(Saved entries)
*-*-*

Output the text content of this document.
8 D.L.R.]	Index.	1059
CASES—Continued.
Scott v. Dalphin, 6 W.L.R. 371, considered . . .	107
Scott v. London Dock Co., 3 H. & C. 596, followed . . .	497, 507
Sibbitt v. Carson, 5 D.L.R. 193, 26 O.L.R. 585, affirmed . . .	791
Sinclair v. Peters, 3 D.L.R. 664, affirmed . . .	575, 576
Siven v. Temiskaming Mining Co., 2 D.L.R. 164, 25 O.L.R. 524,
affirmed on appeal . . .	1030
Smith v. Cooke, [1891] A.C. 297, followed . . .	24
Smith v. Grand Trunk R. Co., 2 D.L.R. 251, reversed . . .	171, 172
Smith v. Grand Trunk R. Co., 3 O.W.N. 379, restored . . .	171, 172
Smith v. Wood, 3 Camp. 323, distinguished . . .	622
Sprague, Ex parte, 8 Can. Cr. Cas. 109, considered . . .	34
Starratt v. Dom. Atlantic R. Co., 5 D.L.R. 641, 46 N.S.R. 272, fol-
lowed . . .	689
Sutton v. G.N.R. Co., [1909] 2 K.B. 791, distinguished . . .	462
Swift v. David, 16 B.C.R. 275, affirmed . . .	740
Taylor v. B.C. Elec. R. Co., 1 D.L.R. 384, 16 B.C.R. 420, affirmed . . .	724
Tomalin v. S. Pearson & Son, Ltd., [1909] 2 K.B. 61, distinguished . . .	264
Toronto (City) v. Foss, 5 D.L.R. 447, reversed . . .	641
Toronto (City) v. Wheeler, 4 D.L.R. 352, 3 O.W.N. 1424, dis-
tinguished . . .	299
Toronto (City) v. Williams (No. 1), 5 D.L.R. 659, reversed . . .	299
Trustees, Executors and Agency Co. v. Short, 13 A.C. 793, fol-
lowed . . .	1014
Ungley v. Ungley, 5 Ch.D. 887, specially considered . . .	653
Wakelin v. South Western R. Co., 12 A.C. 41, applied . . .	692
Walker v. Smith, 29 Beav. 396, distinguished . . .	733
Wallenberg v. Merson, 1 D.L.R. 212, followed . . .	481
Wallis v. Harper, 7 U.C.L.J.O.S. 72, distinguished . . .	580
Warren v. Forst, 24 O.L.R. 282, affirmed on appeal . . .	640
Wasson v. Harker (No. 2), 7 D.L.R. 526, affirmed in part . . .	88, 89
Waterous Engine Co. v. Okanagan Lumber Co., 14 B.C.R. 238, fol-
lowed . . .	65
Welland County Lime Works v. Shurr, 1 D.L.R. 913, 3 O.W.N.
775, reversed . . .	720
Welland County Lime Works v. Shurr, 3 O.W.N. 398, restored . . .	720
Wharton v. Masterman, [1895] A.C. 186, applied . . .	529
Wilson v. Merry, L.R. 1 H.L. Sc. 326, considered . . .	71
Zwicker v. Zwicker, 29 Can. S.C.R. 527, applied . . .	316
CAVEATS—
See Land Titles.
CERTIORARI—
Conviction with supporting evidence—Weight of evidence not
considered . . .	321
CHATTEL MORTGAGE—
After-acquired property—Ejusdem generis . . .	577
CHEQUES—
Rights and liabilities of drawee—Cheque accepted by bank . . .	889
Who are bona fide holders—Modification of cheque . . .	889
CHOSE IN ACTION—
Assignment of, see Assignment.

*-*-*

Check each line of the entries above, and show every one holding the word "Scott".

> [SOLUTION BELOW]:
Scott v. Dalphin, 6 W.L.R. 371, considered . . .	107
Scott v. London Dock Co., 3 H. & C. 596, followed . . .	497, 507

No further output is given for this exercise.